-- Start SUPPLIED MATERIAL --

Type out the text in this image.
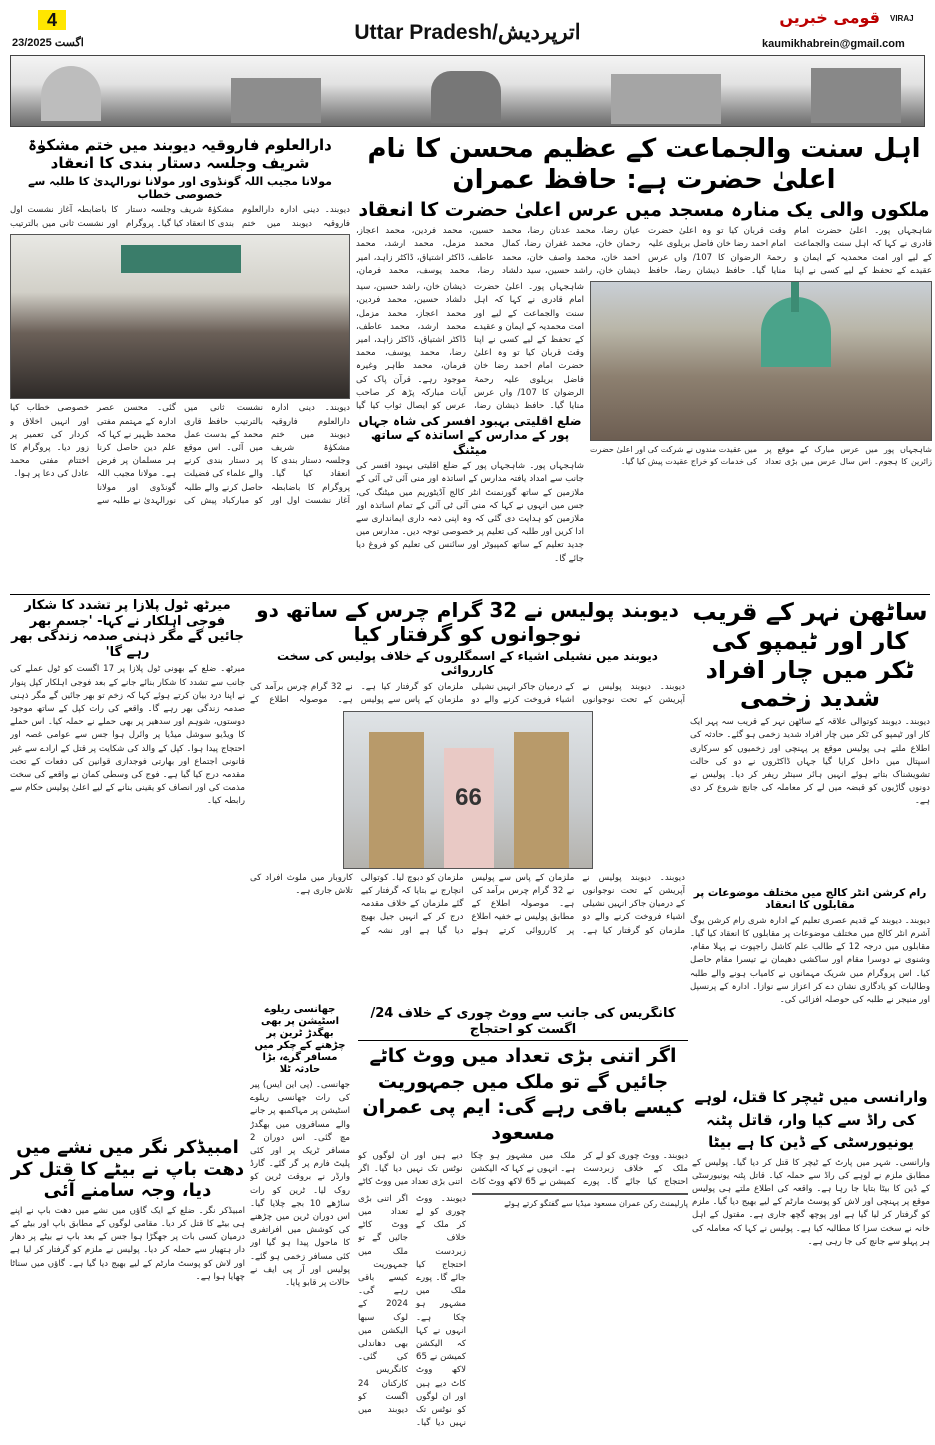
4
23/اگست 2025	Uttar Pradesh/اترپردیش
قومی خبریں VIRAJ
kaumikhabrein@gmail.com
اہل سنت والجماعت کے عظیم محسن کا نام اعلیٰ حضرت ہے: حافظ عمران
ملکوں والی یک منارہ مسجد میں عرس اعلیٰ حضرت کا انعقاد
شاہجہاں پور۔ اعلیٰ حضرت امام قادری نے کہا کہ اہل سنت والجماعت کے لیے اور امت محمدیہ کے ایمان و عقیدے کے تحفظ کے لیے کسی نے اپنا وقت قربان کیا تو وہ اعلیٰ حضرت امام احمد رضا خان فاضل بریلوی علیہ رحمۃ الرضوان کا 107/ واں عرس منایا گیا۔ حافظ ذیشان رضا، حافظ عیان رضا، محمد عدنان رضا، محمد رحمان خان، محمد غفران رضا، کمال احمد خان، محمد واصف خان، محمد ذیشان خان، راشد حسین، سید دلشاد حسین، محمد فردین، محمد اعجاز، محمد مزمل، محمد ارشد، محمد عاطف، ڈاکٹر اشتیاق، ڈاکٹر زاہد، امیر رضا، محمد یوسف، محمد فرمان،
شاہجہاں پور۔ اعلیٰ حضرت امام قادری نے کہا کہ اہل سنت والجماعت کے لیے اور امت محمدیہ کے ایمان و عقیدے کے تحفظ کے لیے کسی نے اپنا وقت قربان کیا تو وہ اعلیٰ حضرت امام احمد رضا خان فاضل بریلوی علیہ رحمۃ الرضوان کا 107/ واں عرس منایا گیا۔ حافظ ذیشان رضا، ذیشان خان، راشد حسین، سید دلشاد حسین، محمد فردین، محمد اعجاز، محمد مزمل، محمد ارشد، محمد عاطف، ڈاکٹر اشتیاق، ڈاکٹر زاہد، امیر رضا، محمد یوسف، محمد فرمان، محمد طاہر وغیرہ موجود رہے۔ قرآن پاک کی آیات مبارکہ پڑھ کر صاحب عرس کو ایصال ثواب کیا گیا
ضلع اقلیتی بہبود افسر کی شاہ جہاں پور کے مدارس کے اساتذہ کے ساتھ میٹنگ
شاہجہاں پور۔ شاہجہاں پور کے ضلع اقلیتی بہبود افسر کی جانب سے امداد یافتہ مدارس کے اساتذہ اور منی آئی ٹی آئی کے ملازمین کے ساتھ گورنمنٹ انٹر کالج آڈیٹوریم میں میٹنگ کی، جس میں انہوں نے کہا کہ منی آئی ٹی آئی کے تمام اساتذہ اور ملازمین کو ہدایت دی گئی کہ وہ اپنی ذمہ داری ایمانداری سے ادا کریں اور طلبہ کی تعلیم پر خصوصی توجہ دیں۔ مدارس میں جدید تعلیم کے ساتھ کمپیوٹر اور سائنس کی تعلیم کو فروغ دیا جائے گا۔
شاہجہاں پور میں عرس مبارک کے موقع پر زائرین کا ہجوم۔ اس سال عرس میں بڑی تعداد میں عقیدت مندوں نے شرکت کی اور اعلیٰ حضرت کی خدمات کو خراج عقیدت پیش کیا گیا۔
دارالعلوم فاروقیہ دیوبند میں ختم مشکوٰۃ شریف وجلسہ دستار بندی کا انعقاد
مولانا مجیب اللہ گونڈوی اور مولانا نورالہدیٰ کا طلبہ سے خصوصی خطاب
دیوبند۔ دینی ادارہ دارالعلوم فاروقیہ دیوبند میں ختم مشکوٰۃ شریف وجلسہ دستار بندی کا انعقاد کیا گیا۔ پروگرام کا باضابطہ آغاز نشست اول اور نشست ثانی میں بالترتیب
دیوبند۔ دینی ادارہ دارالعلوم فاروقیہ دیوبند میں ختم مشکوٰۃ شریف وجلسہ دستار بندی کا انعقاد کیا گیا۔ پروگرام کا باضابطہ آغاز نشست اول اور نشست ثانی میں بالترتیب حافظ قاری محمد کے بدست عمل میں آئی۔ اس موقع پر دستار بندی کرنے والے علماء کی فضیلت حاصل کرنے والے طلبہ کو مبارکباد پیش کی گئی۔ محسن عصر ادارہ کے مہتمم مفتی محمد ظہیر نے کہا کہ علم دین حاصل کرنا ہر مسلمان پر فرض ہے۔ مولانا مجیب اللہ گونڈوی اور مولانا نورالہدیٰ نے طلبہ سے خصوصی خطاب کیا اور انہیں اخلاق و کردار کی تعمیر پر زور دیا۔ پروگرام کا اختتام مفتی محمد عادل کی دعا پر ہوا۔
ساٹھن نہر کے قریب کار اور ٹیمپو کی ٹکر میں چار افراد شدید زخمی
دیوبند۔ دیوبند کوتوالی علاقہ کے ساٹھن نہر کے قریب سہ پہر ایک کار اور ٹیمپو کی ٹکر میں چار افراد شدید زخمی ہو گئے۔ حادثہ کی اطلاع ملتے ہی پولیس موقع پر پہنچی اور زخمیوں کو سرکاری اسپتال میں داخل کرایا گیا جہاں ڈاکٹروں نے دو کی حالت تشویشناک بتاتے ہوئے انہیں ہائر سینٹر ریفر کر دیا۔ پولیس نے دونوں گاڑیوں کو قبضہ میں لے کر معاملہ کی جانچ شروع کر دی ہے۔
رام کرشن انٹر کالج میں مختلف موضوعات پر مقابلوں کا انعقاد
دیوبند۔ دیوبند کے قدیم عصری تعلیم کے ادارہ شری رام کرشن یوگ آشرم انٹر کالج میں مختلف موضوعات پر مقابلوں کا انعقاد کیا گیا۔ مقابلوں میں درجہ 12 کے طالب علم کاشل راجپوت نے پہلا مقام، وشنوی نے دوسرا مقام اور ساکشی دھیمان نے تیسرا مقام حاصل کیا۔ اس پروگرام میں شریک مہمانوں نے کامیاب ہونے والے طلبہ وطالبات کو یادگاری نشان دے کر اعزاز سے نوازا۔ ادارہ کے پرنسپل اور منیجر نے طلبہ کی حوصلہ افزائی کی۔
دیوبند پولیس نے 32 گرام چرس کے ساتھ دو نوجوانوں کو گرفتار کیا
دیوبند میں نشیلی اشیاء کے اسمگلروں کے خلاف پولیس کی سخت کارروائی
دیوبند۔ دیوبند پولیس نے آپریشن کے تحت نوجوانوں کے درمیان جاکر انہیں نشیلی اشیاء فروخت کرنے والے دو ملزمان کو گرفتار کیا ہے۔ ملزمان کے پاس سے پولیس نے 32 گرام چرس برآمد کی ہے۔ موصولہ اطلاع کے
66
دیوبند۔ دیوبند پولیس نے آپریشن کے تحت نوجوانوں کے درمیان جاکر انہیں نشیلی اشیاء فروخت کرنے والے دو ملزمان کو گرفتار کیا ہے۔ ملزمان کے پاس سے پولیس نے 32 گرام چرس برآمد کی ہے۔ موصولہ اطلاع کے مطابق پولیس نے خفیہ اطلاع پر کارروائی کرتے ہوئے ملزمان کو دبوچ لیا۔ کوتوالی انچارج نے بتایا کہ گرفتار کیے گئے ملزمان کے خلاف مقدمہ درج کر کے انہیں جیل بھیج دیا گیا ہے اور نشہ کے کاروبار میں ملوث افراد کی تلاش جاری ہے۔
میرٹھ ٹول پلازا پر تشدد کا شکار فوجی اہلکار نے کہا- 'جسم بھر جائیں گے مگر ذہنی صدمہ زندگی بھر رہے گا'
میرٹھ۔ ضلع کے بھونی ٹول پلازا پر 17 اگست کو ٹول عملے کی جانب سے تشدد کا شکار بنائے جانے کے بعد فوجی اہلکار کپل پنوار نے اپنا درد بیان کرتے ہوئے کہا کہ زخم تو بھر جائیں گے مگر ذہنی صدمہ زندگی بھر رہے گا۔ واقعے کی رات کپل کے ساتھ موجود دوستوں، شوہم اور سدھیر پر بھی حملے نے حملہ کیا۔ اس حملے کا ویڈیو سوشل میڈیا پر وائرل ہوا جس سے عوامی غصہ اور احتجاج پیدا ہوا۔ کپل کے والد کی شکایت پر قتل کے ارادے سے غیر قانونی اجتماع اور بھارتی فوجداری قوانین کی دفعات کے تحت مقدمہ درج کیا گیا ہے۔ فوج کی وسطی کمان نے واقعے کی سخت مذمت کی اور انصاف کو یقینی بنانے کے لیے اعلیٰ پولیس حکام سے رابطہ کیا۔
امبیڈکر نگر میں نشے میں دھت باپ نے بیٹے کا قتل کر دیا، وجہ سامنے آئی
امبیڈکر نگر۔ ضلع کے ایک گاؤں میں نشے میں دھت باپ نے اپنے ہی بیٹے کا قتل کر دیا۔ مقامی لوگوں کے مطابق باپ اور بیٹے کے درمیان کسی بات پر جھگڑا ہوا جس کے بعد باپ نے بیٹے پر دھار دار ہتھیار سے حملہ کر دیا۔ پولیس نے ملزم کو گرفتار کر لیا ہے اور لاش کو پوسٹ مارٹم کے لیے بھیج دیا گیا ہے۔ گاؤں میں سناٹا چھایا ہوا ہے۔
جھانسی ریلوے اسٹیشن پر بھی بھگدڑ ٹرین پر چڑھنے کے چکر میں مسافر گرے، بڑا حادثہ ٹلا
جھانسی۔ (پی این ایس) پیر کی رات جھانسی ریلوے اسٹیشن پر مہاکمبھ پر جانے والے مسافروں میں بھگدڑ مچ گئی۔ اس دوران 2 مسافر ٹریک پر اور کئی پلیٹ فارم پر گر گئے۔ گارڈ وارڈر نے بروقت ٹرین کو روک لیا۔ ٹرین کو رات ساڑھے 10 بجے چلایا گیا۔ اس دوران ٹرین میں چڑھنے کی کوشش میں افراتفری کا ماحول پیدا ہو گیا اور کئی مسافر زخمی ہو گئے۔ پولیس اور آر پی ایف نے حالات پر قابو پایا۔
کانگریس کی جانب سے ووٹ چوری کے خلاف 24/اگست کو احتجاج
اگر اتنی بڑی تعداد میں ووٹ کاٹے جائیں گے تو ملک میں جمہوریت کیسے باقی رہے گی: ایم پی عمران مسعود
دیوبند۔ ووٹ چوری کو لے کر ملک کے خلاف زبردست احتجاج کیا جائے گا۔ پورے ملک میں مشہور ہو چکا ہے۔ انہوں نے کہا کہ الیکشن کمیشن نے 65 لاکھ ووٹ کاٹ دیے ہیں اور ان لوگوں کو نوٹس تک نہیں دیا گیا۔ اگر اتنی بڑی تعداد میں ووٹ کاٹے
دیوبند۔ ووٹ چوری کو لے کر ملک کے خلاف زبردست احتجاج کیا جائے گا۔ پورے ملک میں مشہور ہو چکا ہے۔ انہوں نے کہا کہ الیکشن کمیشن نے 65 لاکھ ووٹ کاٹ دیے ہیں اور ان لوگوں کو نوٹس تک نہیں دیا گیا۔ اگر اتنی بڑی تعداد میں ووٹ کاٹے جائیں گے تو ملک میں جمہوریت کیسے باقی رہے گی۔ 2024 کے لوک سبھا الیکشن میں بھی دھاندلی کی گئی۔ کانگریس کارکنان 24 اگست کو دیوبند میں
پارلیمنٹ رکن عمران مسعود میڈیا سے گفتگو کرتے ہوئے
وارانسی میں ٹیچر کا قتل، لوہے کی راڈ سے کیا وار، قاتل پٹنہ یونیورسٹی کے ڈین کا ہے بیٹا
وارانسی۔ شہر میں پارٹ کے ٹیچر کا قتل کر دیا گیا۔ پولیس کے مطابق ملزم نے لوہے کی راڈ سے حملہ کیا۔ قاتل پٹنہ یونیورسٹی کے ڈین کا بیٹا بتایا جا رہا ہے۔ واقعہ کی اطلاع ملتے ہی پولیس موقع پر پہنچی اور لاش کو پوسٹ مارٹم کے لیے بھیج دیا گیا۔ ملزم کو گرفتار کر لیا گیا ہے اور پوچھ گچھ جاری ہے۔ مقتول کے اہل خانہ نے سخت سزا کا مطالبہ کیا ہے۔ پولیس نے کہا کہ معاملہ کی ہر پہلو سے جانچ کی جا رہی ہے۔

-- End SUPPLIED MATERIAL --

* **EXERCISE PROMPT**
Count every line in the listing above that holds "مسعود", then report only the count.

* **WORKED ANSWER**
2